--- start ---

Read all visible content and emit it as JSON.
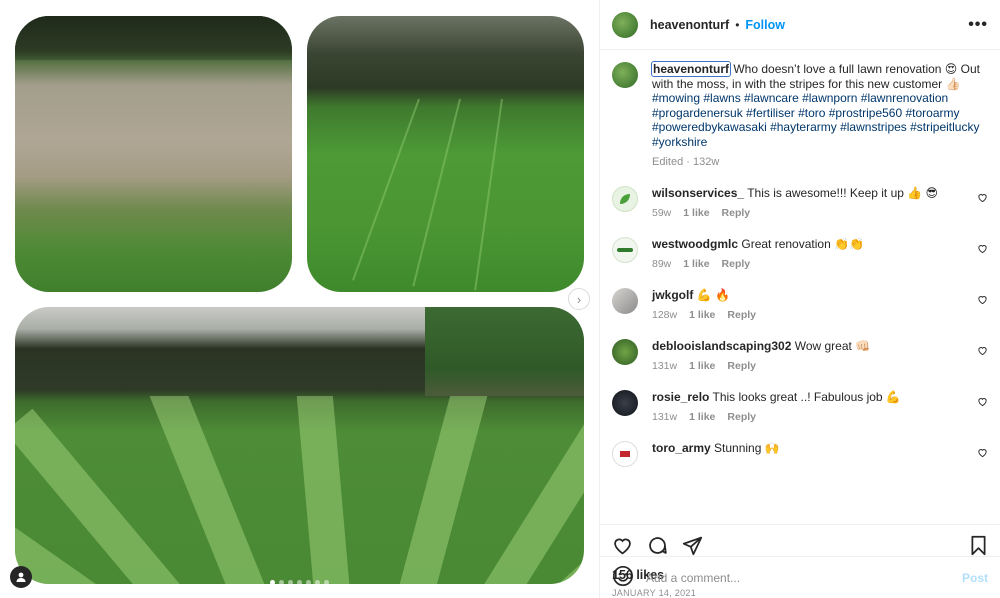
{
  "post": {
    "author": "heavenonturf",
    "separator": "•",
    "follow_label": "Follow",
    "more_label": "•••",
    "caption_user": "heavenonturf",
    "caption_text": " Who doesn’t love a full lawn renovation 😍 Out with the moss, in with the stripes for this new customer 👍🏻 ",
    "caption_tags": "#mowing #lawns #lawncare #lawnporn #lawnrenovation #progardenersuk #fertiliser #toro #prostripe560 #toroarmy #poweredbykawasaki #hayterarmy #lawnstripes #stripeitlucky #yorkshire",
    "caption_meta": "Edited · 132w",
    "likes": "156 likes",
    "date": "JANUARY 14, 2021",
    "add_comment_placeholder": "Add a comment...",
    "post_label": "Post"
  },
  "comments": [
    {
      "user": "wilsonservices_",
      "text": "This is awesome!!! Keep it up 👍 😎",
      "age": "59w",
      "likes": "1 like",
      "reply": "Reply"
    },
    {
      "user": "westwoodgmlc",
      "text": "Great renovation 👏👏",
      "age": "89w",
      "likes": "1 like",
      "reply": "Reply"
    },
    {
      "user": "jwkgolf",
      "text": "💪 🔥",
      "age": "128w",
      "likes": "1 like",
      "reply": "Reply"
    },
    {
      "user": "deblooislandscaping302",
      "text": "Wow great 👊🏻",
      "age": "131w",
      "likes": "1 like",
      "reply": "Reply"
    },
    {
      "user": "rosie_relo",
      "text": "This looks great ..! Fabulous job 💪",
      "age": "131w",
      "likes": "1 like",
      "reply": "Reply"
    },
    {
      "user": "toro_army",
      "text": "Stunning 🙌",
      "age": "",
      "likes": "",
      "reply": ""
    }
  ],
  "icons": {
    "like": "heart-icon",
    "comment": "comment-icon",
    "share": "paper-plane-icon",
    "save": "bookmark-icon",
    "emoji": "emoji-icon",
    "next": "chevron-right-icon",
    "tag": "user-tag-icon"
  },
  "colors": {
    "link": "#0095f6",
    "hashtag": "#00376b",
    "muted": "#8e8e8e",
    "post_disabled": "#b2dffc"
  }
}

--- end ---
--- start ---

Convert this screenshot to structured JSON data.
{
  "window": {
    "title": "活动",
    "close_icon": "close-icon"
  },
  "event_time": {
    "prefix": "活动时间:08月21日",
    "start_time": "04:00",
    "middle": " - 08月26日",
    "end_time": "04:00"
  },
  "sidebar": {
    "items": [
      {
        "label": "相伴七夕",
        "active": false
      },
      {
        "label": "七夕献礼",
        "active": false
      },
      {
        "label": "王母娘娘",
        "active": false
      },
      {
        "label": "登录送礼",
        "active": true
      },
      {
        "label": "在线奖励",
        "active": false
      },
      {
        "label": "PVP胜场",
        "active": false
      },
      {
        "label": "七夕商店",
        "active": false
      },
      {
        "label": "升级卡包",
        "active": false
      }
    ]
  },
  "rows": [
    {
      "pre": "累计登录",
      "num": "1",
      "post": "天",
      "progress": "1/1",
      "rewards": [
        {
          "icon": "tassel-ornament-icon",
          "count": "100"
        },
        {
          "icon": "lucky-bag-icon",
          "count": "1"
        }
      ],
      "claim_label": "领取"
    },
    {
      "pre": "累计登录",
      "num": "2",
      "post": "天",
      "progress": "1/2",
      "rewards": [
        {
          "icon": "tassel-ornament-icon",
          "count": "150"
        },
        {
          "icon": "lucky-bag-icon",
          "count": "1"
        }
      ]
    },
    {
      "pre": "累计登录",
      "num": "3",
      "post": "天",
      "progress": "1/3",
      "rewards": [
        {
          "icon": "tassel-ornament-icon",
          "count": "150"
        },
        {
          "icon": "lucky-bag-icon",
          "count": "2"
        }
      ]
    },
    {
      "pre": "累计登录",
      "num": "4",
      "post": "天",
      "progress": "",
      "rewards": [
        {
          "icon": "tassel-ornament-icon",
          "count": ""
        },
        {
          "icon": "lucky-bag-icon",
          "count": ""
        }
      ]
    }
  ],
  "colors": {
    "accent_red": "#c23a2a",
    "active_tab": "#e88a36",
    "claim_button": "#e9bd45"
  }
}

--- end ---

From the entries above, extract each line containing "progress".

__Exercise result__:
      "progress": "1/1",
      "progress": "1/2",
      "progress": "1/3",
      "progress": "",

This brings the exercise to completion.